Figure record extracts
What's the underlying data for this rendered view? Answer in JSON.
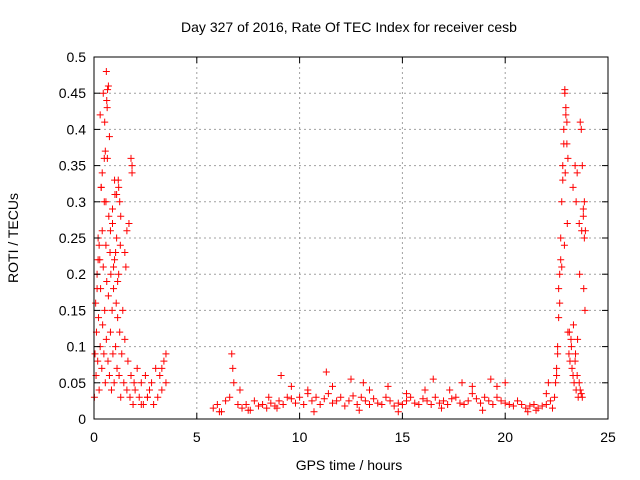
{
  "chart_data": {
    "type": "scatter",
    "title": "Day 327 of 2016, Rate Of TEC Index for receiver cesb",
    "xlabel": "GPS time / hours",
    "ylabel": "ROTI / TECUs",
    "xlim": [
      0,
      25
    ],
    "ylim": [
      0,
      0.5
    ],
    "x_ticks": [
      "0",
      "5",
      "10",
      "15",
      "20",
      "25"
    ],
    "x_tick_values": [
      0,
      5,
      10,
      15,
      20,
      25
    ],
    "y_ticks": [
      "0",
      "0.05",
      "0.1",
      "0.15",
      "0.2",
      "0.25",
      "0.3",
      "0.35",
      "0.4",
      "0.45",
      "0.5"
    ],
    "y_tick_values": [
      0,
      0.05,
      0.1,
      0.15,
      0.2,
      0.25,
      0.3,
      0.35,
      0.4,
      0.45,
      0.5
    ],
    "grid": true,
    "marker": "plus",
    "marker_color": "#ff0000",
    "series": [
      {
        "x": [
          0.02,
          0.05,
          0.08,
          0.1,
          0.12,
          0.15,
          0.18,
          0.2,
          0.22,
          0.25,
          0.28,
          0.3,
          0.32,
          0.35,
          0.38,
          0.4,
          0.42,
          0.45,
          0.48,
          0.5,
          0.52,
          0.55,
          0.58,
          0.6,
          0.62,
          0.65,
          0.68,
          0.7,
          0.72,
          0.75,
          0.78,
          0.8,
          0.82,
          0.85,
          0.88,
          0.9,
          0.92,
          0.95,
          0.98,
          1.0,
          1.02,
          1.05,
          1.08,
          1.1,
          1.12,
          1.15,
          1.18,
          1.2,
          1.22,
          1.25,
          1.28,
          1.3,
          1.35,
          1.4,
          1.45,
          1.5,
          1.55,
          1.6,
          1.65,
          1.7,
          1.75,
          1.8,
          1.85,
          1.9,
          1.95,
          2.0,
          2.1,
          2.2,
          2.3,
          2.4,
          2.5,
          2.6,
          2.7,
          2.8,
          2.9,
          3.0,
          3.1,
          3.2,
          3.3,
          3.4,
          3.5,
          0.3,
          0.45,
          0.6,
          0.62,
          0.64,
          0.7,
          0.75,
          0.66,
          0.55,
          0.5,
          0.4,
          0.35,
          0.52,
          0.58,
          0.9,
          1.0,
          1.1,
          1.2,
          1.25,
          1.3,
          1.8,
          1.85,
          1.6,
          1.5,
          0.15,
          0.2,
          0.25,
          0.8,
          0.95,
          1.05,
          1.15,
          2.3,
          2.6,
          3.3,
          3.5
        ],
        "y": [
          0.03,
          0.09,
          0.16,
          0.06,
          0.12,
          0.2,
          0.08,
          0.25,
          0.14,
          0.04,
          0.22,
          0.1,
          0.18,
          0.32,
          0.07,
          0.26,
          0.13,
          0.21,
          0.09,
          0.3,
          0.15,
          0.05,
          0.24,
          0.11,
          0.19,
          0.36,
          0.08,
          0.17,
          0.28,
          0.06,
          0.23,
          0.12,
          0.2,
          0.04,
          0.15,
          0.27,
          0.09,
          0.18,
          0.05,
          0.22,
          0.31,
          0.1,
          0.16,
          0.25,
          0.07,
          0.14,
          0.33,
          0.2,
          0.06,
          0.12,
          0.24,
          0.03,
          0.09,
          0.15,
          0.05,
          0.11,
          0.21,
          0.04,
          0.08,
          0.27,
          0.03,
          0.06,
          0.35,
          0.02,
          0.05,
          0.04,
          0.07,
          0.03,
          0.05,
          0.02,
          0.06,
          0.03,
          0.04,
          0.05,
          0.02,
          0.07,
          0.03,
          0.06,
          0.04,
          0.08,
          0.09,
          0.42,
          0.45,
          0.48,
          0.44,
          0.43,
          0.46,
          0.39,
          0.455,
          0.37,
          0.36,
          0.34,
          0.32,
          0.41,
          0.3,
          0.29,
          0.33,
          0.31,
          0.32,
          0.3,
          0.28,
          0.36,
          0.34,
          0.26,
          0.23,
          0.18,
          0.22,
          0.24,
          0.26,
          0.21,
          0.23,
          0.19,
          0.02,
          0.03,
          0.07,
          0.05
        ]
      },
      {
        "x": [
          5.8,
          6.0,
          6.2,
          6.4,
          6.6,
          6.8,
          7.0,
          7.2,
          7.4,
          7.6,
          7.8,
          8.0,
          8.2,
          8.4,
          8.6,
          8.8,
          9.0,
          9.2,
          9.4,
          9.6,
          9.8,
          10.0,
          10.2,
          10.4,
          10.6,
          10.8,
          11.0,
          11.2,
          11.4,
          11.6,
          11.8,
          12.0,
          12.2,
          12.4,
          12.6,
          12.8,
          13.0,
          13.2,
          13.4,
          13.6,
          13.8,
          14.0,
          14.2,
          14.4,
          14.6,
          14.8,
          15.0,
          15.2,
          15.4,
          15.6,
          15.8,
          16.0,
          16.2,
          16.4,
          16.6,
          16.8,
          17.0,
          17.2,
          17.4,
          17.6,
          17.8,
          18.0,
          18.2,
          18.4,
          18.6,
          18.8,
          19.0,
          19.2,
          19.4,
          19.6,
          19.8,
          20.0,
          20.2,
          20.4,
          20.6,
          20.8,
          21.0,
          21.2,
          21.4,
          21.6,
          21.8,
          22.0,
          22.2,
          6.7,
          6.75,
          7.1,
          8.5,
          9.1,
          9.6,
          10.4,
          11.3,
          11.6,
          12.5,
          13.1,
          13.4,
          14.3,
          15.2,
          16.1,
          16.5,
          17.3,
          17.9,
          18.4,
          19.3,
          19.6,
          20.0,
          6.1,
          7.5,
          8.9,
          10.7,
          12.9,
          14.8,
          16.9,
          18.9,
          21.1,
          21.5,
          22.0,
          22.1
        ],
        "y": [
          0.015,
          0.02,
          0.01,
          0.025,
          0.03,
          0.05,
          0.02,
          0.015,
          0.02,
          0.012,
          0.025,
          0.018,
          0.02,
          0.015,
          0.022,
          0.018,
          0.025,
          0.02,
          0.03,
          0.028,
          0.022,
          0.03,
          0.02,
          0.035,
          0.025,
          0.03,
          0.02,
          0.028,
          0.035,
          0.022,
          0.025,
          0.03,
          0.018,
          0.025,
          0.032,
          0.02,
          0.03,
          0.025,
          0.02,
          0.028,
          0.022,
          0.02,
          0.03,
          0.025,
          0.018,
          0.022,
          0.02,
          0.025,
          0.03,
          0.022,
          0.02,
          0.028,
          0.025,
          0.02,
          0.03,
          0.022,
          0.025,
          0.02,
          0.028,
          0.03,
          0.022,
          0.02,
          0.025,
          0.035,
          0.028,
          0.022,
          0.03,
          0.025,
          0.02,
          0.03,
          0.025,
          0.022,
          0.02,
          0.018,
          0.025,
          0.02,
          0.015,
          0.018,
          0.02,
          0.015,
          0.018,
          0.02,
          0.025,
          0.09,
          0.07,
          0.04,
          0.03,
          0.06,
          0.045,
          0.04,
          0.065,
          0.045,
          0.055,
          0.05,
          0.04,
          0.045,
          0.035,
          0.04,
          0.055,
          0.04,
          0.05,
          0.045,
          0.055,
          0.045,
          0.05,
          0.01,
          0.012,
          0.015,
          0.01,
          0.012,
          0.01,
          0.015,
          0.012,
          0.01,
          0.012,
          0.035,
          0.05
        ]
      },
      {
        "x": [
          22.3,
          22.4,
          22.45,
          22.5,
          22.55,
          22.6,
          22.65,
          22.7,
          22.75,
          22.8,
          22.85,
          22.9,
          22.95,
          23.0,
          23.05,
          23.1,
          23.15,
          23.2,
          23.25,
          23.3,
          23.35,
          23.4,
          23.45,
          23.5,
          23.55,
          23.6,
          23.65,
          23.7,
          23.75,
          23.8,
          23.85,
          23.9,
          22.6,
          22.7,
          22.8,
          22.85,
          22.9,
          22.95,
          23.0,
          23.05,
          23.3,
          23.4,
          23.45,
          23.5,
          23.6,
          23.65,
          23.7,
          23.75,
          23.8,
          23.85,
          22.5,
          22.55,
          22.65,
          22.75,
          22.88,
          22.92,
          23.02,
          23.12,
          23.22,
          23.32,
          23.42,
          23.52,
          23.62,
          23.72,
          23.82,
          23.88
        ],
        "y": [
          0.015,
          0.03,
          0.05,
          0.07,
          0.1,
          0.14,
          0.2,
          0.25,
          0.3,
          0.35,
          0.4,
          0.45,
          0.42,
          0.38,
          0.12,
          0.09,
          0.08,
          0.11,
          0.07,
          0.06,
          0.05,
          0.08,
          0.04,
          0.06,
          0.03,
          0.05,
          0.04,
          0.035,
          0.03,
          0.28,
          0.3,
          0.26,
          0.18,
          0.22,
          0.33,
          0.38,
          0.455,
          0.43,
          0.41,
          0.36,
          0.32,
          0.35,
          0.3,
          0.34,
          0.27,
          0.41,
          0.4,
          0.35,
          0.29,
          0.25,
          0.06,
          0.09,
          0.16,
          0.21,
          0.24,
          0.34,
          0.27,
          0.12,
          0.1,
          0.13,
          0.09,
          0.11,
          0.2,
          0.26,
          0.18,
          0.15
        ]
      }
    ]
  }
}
...
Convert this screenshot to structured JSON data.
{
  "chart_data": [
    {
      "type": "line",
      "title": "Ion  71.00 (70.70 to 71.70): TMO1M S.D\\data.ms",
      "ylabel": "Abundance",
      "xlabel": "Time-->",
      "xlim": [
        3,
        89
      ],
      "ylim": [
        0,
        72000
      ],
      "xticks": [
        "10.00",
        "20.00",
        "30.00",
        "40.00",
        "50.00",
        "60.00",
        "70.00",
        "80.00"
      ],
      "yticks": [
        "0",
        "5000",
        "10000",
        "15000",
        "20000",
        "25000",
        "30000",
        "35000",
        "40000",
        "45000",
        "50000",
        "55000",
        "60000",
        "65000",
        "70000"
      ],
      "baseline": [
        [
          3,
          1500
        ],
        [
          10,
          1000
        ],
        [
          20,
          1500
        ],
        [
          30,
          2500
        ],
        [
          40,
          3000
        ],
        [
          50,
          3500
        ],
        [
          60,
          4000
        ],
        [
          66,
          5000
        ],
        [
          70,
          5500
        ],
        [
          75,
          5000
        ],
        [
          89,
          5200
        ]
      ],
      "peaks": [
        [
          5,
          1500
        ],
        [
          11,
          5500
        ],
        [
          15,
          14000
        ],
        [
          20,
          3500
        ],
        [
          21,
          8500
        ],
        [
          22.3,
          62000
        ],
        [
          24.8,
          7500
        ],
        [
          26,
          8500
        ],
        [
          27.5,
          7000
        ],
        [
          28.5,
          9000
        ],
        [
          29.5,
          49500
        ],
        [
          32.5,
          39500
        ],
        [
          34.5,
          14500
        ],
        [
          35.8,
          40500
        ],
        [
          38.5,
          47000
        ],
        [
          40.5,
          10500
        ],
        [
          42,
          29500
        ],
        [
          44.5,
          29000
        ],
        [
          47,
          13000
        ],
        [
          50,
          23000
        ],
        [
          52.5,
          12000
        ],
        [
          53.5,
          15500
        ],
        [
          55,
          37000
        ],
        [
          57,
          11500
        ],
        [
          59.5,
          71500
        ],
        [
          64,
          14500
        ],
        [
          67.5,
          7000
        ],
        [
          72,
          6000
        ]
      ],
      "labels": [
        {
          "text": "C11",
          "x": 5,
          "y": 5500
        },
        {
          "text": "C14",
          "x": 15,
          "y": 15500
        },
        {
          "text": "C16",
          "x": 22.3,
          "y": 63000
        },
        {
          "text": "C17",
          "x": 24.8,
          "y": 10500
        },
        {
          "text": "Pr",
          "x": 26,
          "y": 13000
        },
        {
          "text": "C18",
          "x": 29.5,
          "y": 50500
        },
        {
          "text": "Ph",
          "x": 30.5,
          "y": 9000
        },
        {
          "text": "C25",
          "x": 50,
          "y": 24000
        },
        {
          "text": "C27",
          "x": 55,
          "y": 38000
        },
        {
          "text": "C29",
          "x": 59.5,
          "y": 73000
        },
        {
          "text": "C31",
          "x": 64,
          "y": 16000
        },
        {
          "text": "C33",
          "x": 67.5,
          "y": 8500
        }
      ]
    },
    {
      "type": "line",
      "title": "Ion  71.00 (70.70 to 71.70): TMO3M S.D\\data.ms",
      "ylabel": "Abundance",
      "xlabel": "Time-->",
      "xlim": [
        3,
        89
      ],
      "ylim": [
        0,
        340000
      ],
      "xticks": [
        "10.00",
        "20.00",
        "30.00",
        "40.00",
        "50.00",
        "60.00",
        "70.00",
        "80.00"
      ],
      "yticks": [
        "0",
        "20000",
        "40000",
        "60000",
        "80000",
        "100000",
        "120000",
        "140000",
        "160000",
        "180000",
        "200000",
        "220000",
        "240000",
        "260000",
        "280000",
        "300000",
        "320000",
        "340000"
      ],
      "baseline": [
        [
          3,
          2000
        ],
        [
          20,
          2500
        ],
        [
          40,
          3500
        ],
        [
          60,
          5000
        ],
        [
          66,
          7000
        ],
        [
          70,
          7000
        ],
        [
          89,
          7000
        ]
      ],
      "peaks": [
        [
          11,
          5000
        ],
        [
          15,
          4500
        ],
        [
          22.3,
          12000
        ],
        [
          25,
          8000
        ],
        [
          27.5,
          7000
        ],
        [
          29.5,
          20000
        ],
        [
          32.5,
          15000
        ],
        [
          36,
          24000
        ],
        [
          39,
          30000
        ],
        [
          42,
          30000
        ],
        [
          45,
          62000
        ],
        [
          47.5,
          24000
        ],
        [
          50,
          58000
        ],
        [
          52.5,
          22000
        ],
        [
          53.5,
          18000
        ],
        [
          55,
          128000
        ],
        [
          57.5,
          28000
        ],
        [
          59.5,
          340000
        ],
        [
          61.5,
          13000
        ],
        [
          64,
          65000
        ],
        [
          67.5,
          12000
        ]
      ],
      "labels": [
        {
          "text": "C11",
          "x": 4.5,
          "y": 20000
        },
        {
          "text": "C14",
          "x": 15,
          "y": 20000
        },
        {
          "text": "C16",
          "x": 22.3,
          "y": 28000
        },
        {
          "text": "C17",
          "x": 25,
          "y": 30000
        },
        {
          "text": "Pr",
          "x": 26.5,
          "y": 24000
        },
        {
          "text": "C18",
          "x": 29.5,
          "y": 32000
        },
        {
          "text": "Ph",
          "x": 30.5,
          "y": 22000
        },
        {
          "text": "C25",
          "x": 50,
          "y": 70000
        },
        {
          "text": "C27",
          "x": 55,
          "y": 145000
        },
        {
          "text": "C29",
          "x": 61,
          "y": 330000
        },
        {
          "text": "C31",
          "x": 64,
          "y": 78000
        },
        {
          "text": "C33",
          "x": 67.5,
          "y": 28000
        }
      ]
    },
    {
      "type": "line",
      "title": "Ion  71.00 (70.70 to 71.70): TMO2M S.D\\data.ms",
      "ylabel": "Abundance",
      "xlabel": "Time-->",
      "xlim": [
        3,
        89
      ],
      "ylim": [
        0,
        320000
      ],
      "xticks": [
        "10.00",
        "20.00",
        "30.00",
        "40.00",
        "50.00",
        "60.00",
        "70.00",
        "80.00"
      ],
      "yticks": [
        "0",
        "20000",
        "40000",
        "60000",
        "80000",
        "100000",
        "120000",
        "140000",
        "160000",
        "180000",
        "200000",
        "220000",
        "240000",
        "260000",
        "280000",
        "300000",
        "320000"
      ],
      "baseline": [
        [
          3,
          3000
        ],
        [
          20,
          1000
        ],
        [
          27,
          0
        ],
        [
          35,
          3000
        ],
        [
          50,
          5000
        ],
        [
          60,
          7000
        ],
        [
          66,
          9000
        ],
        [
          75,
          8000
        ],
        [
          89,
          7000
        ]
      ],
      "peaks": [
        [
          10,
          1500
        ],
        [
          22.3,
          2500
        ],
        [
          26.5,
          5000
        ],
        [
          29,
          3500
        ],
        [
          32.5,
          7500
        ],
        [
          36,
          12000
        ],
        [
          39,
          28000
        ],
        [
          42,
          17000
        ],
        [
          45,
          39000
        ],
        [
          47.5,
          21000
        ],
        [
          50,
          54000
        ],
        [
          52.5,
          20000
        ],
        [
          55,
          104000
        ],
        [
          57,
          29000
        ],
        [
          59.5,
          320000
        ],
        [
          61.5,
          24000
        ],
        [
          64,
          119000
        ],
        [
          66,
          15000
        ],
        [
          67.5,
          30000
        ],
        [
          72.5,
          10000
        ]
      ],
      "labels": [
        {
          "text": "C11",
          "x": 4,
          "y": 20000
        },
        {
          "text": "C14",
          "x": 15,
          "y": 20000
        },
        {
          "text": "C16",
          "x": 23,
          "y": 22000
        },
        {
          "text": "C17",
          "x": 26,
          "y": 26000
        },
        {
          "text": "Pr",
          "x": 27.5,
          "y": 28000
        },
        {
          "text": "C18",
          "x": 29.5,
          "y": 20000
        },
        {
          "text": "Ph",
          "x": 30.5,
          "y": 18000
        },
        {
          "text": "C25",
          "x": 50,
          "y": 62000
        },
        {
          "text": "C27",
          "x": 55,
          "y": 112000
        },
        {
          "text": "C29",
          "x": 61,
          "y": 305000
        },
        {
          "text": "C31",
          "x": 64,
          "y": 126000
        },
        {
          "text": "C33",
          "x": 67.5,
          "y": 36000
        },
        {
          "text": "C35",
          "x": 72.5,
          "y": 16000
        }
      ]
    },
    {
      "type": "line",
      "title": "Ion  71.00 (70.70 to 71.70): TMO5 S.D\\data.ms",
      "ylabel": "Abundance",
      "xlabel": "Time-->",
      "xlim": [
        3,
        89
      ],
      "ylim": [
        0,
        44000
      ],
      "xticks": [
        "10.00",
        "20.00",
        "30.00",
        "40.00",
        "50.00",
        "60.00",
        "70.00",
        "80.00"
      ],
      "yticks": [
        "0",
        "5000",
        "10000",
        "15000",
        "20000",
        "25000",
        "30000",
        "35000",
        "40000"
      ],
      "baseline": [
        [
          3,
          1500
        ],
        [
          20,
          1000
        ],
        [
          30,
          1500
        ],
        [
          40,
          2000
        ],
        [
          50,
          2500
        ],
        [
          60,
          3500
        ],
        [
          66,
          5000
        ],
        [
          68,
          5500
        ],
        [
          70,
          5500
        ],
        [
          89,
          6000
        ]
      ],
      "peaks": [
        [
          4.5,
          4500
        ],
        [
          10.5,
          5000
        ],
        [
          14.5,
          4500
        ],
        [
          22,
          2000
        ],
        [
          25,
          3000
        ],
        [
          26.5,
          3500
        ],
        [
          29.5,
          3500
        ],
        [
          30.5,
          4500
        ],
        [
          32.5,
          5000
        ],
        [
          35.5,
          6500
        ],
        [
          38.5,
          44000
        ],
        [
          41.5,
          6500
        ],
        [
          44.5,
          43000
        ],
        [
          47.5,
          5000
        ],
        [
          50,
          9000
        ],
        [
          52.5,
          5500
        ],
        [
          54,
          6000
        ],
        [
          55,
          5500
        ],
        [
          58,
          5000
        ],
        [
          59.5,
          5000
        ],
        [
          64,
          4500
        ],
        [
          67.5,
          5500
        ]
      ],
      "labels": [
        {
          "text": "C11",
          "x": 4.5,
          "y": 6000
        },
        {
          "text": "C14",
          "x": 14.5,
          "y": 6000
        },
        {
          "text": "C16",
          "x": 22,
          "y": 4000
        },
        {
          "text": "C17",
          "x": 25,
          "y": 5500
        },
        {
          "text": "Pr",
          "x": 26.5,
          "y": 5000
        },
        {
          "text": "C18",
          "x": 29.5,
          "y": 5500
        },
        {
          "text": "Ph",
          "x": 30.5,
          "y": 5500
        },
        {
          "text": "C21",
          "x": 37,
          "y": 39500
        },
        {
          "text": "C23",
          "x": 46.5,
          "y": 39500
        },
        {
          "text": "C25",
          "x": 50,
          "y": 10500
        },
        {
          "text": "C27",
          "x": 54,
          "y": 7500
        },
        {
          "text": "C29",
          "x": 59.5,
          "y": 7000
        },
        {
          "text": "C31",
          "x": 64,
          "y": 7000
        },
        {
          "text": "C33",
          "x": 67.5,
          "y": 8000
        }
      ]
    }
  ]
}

**Description of the task**
Search the data above for the string "title" and copy each line that has it.

**Complete output**
    "title": "Day 327 of 2016, Rate Of TEC Index for receiver cesb",
      "title": "Ion  71.00 (70.70 to 71.70): TMO1M S.D\\data.ms",
      "title": "Ion  71.00 (70.70 to 71.70): TMO3M S.D\\data.ms",
      "title": "Ion  71.00 (70.70 to 71.70): TMO2M S.D\\data.ms",
      "title": "Ion  71.00 (70.70 to 71.70): TMO5 S.D\\data.ms",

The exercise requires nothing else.